# Entries provided
=-=-=

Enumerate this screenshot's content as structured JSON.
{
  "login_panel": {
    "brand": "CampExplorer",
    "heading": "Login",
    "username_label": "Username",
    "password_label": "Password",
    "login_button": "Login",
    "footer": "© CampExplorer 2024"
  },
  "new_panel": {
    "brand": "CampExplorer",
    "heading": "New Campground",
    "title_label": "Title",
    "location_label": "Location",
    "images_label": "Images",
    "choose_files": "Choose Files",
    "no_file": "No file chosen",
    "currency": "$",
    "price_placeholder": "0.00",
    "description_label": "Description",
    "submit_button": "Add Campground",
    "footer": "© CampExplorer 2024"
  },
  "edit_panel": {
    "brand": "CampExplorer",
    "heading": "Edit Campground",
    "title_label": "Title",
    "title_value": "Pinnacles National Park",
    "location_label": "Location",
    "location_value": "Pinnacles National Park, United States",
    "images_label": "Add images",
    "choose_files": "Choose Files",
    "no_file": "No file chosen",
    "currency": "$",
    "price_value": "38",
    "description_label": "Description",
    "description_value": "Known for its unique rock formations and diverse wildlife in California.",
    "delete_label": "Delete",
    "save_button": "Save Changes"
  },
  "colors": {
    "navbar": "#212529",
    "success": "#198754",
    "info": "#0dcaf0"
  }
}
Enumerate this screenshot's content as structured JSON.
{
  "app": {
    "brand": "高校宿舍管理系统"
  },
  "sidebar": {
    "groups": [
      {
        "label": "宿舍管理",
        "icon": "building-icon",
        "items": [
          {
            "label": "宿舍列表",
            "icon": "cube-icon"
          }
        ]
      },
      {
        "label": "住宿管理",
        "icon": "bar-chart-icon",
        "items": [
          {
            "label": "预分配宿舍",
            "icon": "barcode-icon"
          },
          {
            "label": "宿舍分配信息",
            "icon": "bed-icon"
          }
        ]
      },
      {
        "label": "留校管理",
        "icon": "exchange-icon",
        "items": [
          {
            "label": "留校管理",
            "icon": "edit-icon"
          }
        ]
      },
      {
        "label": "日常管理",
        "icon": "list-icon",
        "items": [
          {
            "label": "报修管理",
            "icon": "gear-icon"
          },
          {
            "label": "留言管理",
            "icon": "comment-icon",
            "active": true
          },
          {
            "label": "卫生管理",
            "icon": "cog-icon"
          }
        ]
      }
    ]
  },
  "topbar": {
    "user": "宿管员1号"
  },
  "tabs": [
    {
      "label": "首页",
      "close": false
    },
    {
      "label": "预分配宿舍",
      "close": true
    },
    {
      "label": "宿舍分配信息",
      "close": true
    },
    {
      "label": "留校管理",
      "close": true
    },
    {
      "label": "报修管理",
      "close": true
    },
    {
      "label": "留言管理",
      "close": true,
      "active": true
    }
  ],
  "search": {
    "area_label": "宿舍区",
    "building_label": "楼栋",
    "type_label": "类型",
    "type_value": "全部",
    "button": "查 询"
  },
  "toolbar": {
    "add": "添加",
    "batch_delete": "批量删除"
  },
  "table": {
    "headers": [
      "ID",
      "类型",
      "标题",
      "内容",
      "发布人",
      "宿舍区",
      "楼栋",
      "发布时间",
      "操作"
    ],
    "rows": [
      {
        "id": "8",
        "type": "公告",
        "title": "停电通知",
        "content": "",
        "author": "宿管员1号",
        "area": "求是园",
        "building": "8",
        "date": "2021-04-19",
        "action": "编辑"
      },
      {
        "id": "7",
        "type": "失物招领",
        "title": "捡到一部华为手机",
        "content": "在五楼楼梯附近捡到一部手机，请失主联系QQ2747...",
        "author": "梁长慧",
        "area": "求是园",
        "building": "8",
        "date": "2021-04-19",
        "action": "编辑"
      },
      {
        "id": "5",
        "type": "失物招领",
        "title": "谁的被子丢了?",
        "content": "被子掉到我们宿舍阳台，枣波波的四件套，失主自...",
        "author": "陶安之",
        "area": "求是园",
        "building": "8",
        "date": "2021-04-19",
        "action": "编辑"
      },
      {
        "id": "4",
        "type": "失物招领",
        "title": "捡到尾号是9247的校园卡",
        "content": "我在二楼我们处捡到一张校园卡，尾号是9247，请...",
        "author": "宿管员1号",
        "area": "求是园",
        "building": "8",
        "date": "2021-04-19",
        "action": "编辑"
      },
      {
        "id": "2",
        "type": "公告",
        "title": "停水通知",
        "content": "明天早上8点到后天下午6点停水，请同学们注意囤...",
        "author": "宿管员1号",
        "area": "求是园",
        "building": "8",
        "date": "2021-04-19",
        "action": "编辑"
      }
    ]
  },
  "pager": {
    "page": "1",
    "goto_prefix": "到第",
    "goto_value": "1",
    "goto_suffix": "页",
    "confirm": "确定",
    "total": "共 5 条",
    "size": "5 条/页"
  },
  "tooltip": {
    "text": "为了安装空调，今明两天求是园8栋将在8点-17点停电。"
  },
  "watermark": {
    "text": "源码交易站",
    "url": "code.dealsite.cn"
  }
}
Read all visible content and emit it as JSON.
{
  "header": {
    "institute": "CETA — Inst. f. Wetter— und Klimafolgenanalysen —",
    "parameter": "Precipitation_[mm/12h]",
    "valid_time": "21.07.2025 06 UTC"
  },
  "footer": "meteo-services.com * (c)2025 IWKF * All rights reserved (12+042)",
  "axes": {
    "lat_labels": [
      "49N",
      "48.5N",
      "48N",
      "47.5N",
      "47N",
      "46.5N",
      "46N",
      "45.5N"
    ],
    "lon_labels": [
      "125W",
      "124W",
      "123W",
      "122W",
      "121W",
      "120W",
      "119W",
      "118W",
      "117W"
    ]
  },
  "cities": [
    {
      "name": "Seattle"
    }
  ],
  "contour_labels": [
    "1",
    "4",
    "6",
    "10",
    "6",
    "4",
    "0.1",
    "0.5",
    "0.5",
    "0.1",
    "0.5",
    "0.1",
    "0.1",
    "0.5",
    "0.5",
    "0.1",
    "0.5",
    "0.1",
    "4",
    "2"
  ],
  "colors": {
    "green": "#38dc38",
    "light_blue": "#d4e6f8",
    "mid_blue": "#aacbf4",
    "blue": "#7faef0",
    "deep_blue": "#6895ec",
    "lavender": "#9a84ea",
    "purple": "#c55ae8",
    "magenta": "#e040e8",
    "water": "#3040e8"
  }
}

=-=-=

All of the material above needs to be copied exactly.

Enumerate this screenshot's content as structured JSON.
{
  "login_panel": {
    "brand": "CampExplorer",
    "heading": "Login",
    "username_label": "Username",
    "password_label": "Password",
    "login_button": "Login",
    "footer": "© CampExplorer 2024"
  },
  "new_panel": {
    "brand": "CampExplorer",
    "heading": "New Campground",
    "title_label": "Title",
    "location_label": "Location",
    "images_label": "Images",
    "choose_files": "Choose Files",
    "no_file": "No file chosen",
    "currency": "$",
    "price_placeholder": "0.00",
    "description_label": "Description",
    "submit_button": "Add Campground",
    "footer": "© CampExplorer 2024"
  },
  "edit_panel": {
    "brand": "CampExplorer",
    "heading": "Edit Campground",
    "title_label": "Title",
    "title_value": "Pinnacles National Park",
    "location_label": "Location",
    "location_value": "Pinnacles National Park, United States",
    "images_label": "Add images",
    "choose_files": "Choose Files",
    "no_file": "No file chosen",
    "currency": "$",
    "price_value": "38",
    "description_label": "Description",
    "description_value": "Known for its unique rock formations and diverse wildlife in California.",
    "delete_label": "Delete",
    "save_button": "Save Changes"
  },
  "colors": {
    "navbar": "#212529",
    "success": "#198754",
    "info": "#0dcaf0"
  }
}
Enumerate this screenshot's content as structured JSON.
{
  "app": {
    "brand": "高校宿舍管理系统"
  },
  "sidebar": {
    "groups": [
      {
        "label": "宿舍管理",
        "icon": "building-icon",
        "items": [
          {
            "label": "宿舍列表",
            "icon": "cube-icon"
          }
        ]
      },
      {
        "label": "住宿管理",
        "icon": "bar-chart-icon",
        "items": [
          {
            "label": "预分配宿舍",
            "icon": "barcode-icon"
          },
          {
            "label": "宿舍分配信息",
            "icon": "bed-icon"
          }
        ]
      },
      {
        "label": "留校管理",
        "icon": "exchange-icon",
        "items": [
          {
            "label": "留校管理",
            "icon": "edit-icon"
          }
        ]
      },
      {
        "label": "日常管理",
        "icon": "list-icon",
        "items": [
          {
            "label": "报修管理",
            "icon": "gear-icon"
          },
          {
            "label": "留言管理",
            "icon": "comment-icon",
            "active": true
          },
          {
            "label": "卫生管理",
            "icon": "cog-icon"
          }
        ]
      }
    ]
  },
  "topbar": {
    "user": "宿管员1号"
  },
  "tabs": [
    {
      "label": "首页",
      "close": false
    },
    {
      "label": "预分配宿舍",
      "close": true
    },
    {
      "label": "宿舍分配信息",
      "close": true
    },
    {
      "label": "留校管理",
      "close": true
    },
    {
      "label": "报修管理",
      "close": true
    },
    {
      "label": "留言管理",
      "close": true,
      "active": true
    }
  ],
  "search": {
    "area_label": "宿舍区",
    "building_label": "楼栋",
    "type_label": "类型",
    "type_value": "全部",
    "button": "查 询"
  },
  "toolbar": {
    "add": "添加",
    "batch_delete": "批量删除"
  },
  "table": {
    "headers": [
      "ID",
      "类型",
      "标题",
      "内容",
      "发布人",
      "宿舍区",
      "楼栋",
      "发布时间",
      "操作"
    ],
    "rows": [
      {
        "id": "8",
        "type": "公告",
        "title": "停电通知",
        "content": "",
        "author": "宿管员1号",
        "area": "求是园",
        "building": "8",
        "date": "2021-04-19",
        "action": "编辑"
      },
      {
        "id": "7",
        "type": "失物招领",
        "title": "捡到一部华为手机",
        "content": "在五楼楼梯附近捡到一部手机，请失主联系QQ2747...",
        "author": "梁长慧",
        "area": "求是园",
        "building": "8",
        "date": "2021-04-19",
        "action": "编辑"
      },
      {
        "id": "5",
        "type": "失物招领",
        "title": "谁的被子丢了?",
        "content": "被子掉到我们宿舍阳台，枣波波的四件套，失主自...",
        "author": "陶安之",
        "area": "求是园",
        "building": "8",
        "date": "2021-04-19",
        "action": "编辑"
      },
      {
        "id": "4",
        "type": "失物招领",
        "title": "捡到尾号是9247的校园卡",
        "content": "我在二楼我们处捡到一张校园卡，尾号是9247，请...",
        "author": "宿管员1号",
        "area": "求是园",
        "building": "8",
        "date": "2021-04-19",
        "action": "编辑"
      },
      {
        "id": "2",
        "type": "公告",
        "title": "停水通知",
        "content": "明天早上8点到后天下午6点停水，请同学们注意囤...",
        "author": "宿管员1号",
        "area": "求是园",
        "building": "8",
        "date": "2021-04-19",
        "action": "编辑"
      }
    ]
  },
  "pager": {
    "page": "1",
    "goto_prefix": "到第",
    "goto_value": "1",
    "goto_suffix": "页",
    "confirm": "确定",
    "total": "共 5 条",
    "size": "5 条/页"
  },
  "tooltip": {
    "text": "为了安装空调，今明两天求是园8栋将在8点-17点停电。"
  },
  "watermark": {
    "text": "源码交易站",
    "url": "code.dealsite.cn"
  }
}
Read all visible content and emit it as JSON.
{
  "header": {
    "institute": "CETA — Inst. f. Wetter— und Klimafolgenanalysen —",
    "parameter": "Precipitation_[mm/12h]",
    "valid_time": "21.07.2025 06 UTC"
  },
  "footer": "meteo-services.com * (c)2025 IWKF * All rights reserved (12+042)",
  "axes": {
    "lat_labels": [
      "49N",
      "48.5N",
      "48N",
      "47.5N",
      "47N",
      "46.5N",
      "46N",
      "45.5N"
    ],
    "lon_labels": [
      "125W",
      "124W",
      "123W",
      "122W",
      "121W",
      "120W",
      "119W",
      "118W",
      "117W"
    ]
  },
  "cities": [
    {
      "name": "Seattle"
    }
  ],
  "contour_labels": [
    "1",
    "4",
    "6",
    "10",
    "6",
    "4",
    "0.1",
    "0.5",
    "0.5",
    "0.1",
    "0.5",
    "0.1",
    "0.1",
    "0.5",
    "0.5",
    "0.1",
    "0.5",
    "0.1",
    "4",
    "2"
  ],
  "colors": {
    "green": "#38dc38",
    "light_blue": "#d4e6f8",
    "mid_blue": "#aacbf4",
    "blue": "#7faef0",
    "deep_blue": "#6895ec",
    "lavender": "#9a84ea",
    "purple": "#c55ae8",
    "magenta": "#e040e8",
    "water": "#3040e8"
  }
}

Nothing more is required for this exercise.